## Begin STORED ROWS

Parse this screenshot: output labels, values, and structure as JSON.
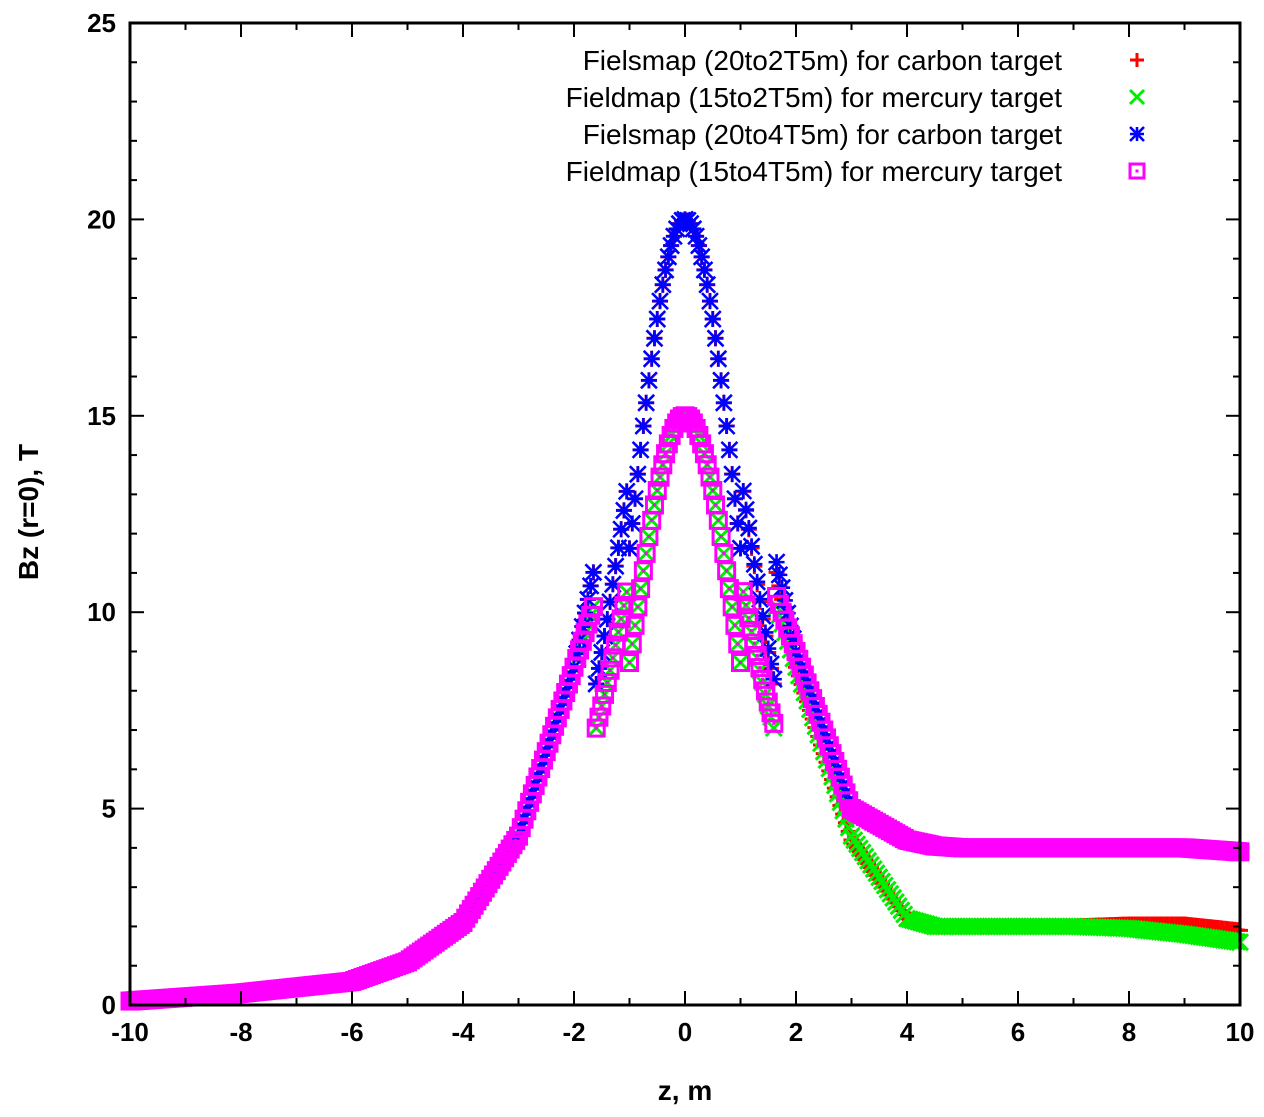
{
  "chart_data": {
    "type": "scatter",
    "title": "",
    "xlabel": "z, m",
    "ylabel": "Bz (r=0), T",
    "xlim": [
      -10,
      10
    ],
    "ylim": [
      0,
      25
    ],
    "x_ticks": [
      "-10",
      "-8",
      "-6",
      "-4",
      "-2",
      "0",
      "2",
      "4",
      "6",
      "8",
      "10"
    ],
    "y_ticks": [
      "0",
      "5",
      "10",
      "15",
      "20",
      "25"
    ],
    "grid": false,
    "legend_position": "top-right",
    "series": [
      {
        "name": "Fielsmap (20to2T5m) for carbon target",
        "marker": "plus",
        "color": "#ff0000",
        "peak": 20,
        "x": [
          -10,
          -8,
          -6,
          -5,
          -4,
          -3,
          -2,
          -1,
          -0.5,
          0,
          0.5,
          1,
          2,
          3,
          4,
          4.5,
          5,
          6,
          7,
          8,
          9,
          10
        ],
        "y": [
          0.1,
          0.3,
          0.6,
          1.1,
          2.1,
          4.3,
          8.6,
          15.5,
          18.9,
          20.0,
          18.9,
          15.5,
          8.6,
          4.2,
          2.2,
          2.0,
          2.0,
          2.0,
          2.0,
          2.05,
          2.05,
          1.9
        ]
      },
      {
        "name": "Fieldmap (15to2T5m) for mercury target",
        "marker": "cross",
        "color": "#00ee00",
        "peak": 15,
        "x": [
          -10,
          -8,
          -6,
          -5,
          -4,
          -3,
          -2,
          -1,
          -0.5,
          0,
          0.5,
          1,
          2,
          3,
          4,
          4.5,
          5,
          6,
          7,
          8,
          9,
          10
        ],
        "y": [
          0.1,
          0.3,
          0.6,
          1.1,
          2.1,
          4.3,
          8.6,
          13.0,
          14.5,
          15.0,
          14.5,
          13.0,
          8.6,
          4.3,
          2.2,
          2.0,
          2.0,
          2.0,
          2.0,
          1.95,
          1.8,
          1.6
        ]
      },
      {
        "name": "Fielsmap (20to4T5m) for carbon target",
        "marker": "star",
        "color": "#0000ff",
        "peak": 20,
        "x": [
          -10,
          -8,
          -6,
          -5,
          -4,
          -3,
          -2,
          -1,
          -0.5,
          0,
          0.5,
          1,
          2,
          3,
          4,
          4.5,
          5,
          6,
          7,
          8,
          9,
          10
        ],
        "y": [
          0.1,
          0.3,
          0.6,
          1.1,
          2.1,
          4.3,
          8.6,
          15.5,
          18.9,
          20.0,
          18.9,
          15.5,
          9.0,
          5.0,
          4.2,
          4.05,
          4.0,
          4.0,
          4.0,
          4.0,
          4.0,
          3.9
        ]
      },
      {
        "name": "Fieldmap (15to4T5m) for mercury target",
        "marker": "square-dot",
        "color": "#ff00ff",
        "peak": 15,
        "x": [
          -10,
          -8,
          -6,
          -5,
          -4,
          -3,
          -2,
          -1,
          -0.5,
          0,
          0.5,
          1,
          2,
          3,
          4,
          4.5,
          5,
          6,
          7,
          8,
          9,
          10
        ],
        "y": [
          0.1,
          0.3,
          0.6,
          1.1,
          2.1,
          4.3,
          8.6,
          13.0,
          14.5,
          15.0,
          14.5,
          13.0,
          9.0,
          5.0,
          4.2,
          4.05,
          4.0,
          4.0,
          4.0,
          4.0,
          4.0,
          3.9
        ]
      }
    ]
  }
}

## End STORED ROWS

## DIRECTIVE
All of the material above should be reproduced exactly, except the pictures.

## WRITTEN REPLY
Parse this screenshot: output labels, values, and structure as JSON.
{
  "chart_data": {
    "type": "scatter",
    "title": "",
    "xlabel": "z, m",
    "ylabel": "Bz (r=0), T",
    "xlim": [
      -10,
      10
    ],
    "ylim": [
      0,
      25
    ],
    "x_ticks": [
      "-10",
      "-8",
      "-6",
      "-4",
      "-2",
      "0",
      "2",
      "4",
      "6",
      "8",
      "10"
    ],
    "y_ticks": [
      "0",
      "5",
      "10",
      "15",
      "20",
      "25"
    ],
    "grid": false,
    "legend_position": "top-right",
    "series": [
      {
        "name": "Fielsmap (20to2T5m) for carbon target",
        "marker": "plus",
        "color": "#ff0000",
        "peak": 20,
        "x": [
          -10,
          -8,
          -6,
          -5,
          -4,
          -3,
          -2,
          -1,
          -0.5,
          0,
          0.5,
          1,
          2,
          3,
          4,
          4.5,
          5,
          6,
          7,
          8,
          9,
          10
        ],
        "y": [
          0.1,
          0.3,
          0.6,
          1.1,
          2.1,
          4.3,
          8.6,
          15.5,
          18.9,
          20.0,
          18.9,
          15.5,
          8.6,
          4.2,
          2.2,
          2.0,
          2.0,
          2.0,
          2.0,
          2.05,
          2.05,
          1.9
        ]
      },
      {
        "name": "Fieldmap (15to2T5m) for mercury target",
        "marker": "cross",
        "color": "#00ee00",
        "peak": 15,
        "x": [
          -10,
          -8,
          -6,
          -5,
          -4,
          -3,
          -2,
          -1,
          -0.5,
          0,
          0.5,
          1,
          2,
          3,
          4,
          4.5,
          5,
          6,
          7,
          8,
          9,
          10
        ],
        "y": [
          0.1,
          0.3,
          0.6,
          1.1,
          2.1,
          4.3,
          8.6,
          13.0,
          14.5,
          15.0,
          14.5,
          13.0,
          8.6,
          4.3,
          2.2,
          2.0,
          2.0,
          2.0,
          2.0,
          1.95,
          1.8,
          1.6
        ]
      },
      {
        "name": "Fielsmap (20to4T5m) for carbon target",
        "marker": "star",
        "color": "#0000ff",
        "peak": 20,
        "x": [
          -10,
          -8,
          -6,
          -5,
          -4,
          -3,
          -2,
          -1,
          -0.5,
          0,
          0.5,
          1,
          2,
          3,
          4,
          4.5,
          5,
          6,
          7,
          8,
          9,
          10
        ],
        "y": [
          0.1,
          0.3,
          0.6,
          1.1,
          2.1,
          4.3,
          8.6,
          15.5,
          18.9,
          20.0,
          18.9,
          15.5,
          9.0,
          5.0,
          4.2,
          4.05,
          4.0,
          4.0,
          4.0,
          4.0,
          4.0,
          3.9
        ]
      },
      {
        "name": "Fieldmap (15to4T5m) for mercury target",
        "marker": "square-dot",
        "color": "#ff00ff",
        "peak": 15,
        "x": [
          -10,
          -8,
          -6,
          -5,
          -4,
          -3,
          -2,
          -1,
          -0.5,
          0,
          0.5,
          1,
          2,
          3,
          4,
          4.5,
          5,
          6,
          7,
          8,
          9,
          10
        ],
        "y": [
          0.1,
          0.3,
          0.6,
          1.1,
          2.1,
          4.3,
          8.6,
          13.0,
          14.5,
          15.0,
          14.5,
          13.0,
          9.0,
          5.0,
          4.2,
          4.05,
          4.0,
          4.0,
          4.0,
          4.0,
          4.0,
          3.9
        ]
      }
    ]
  }
}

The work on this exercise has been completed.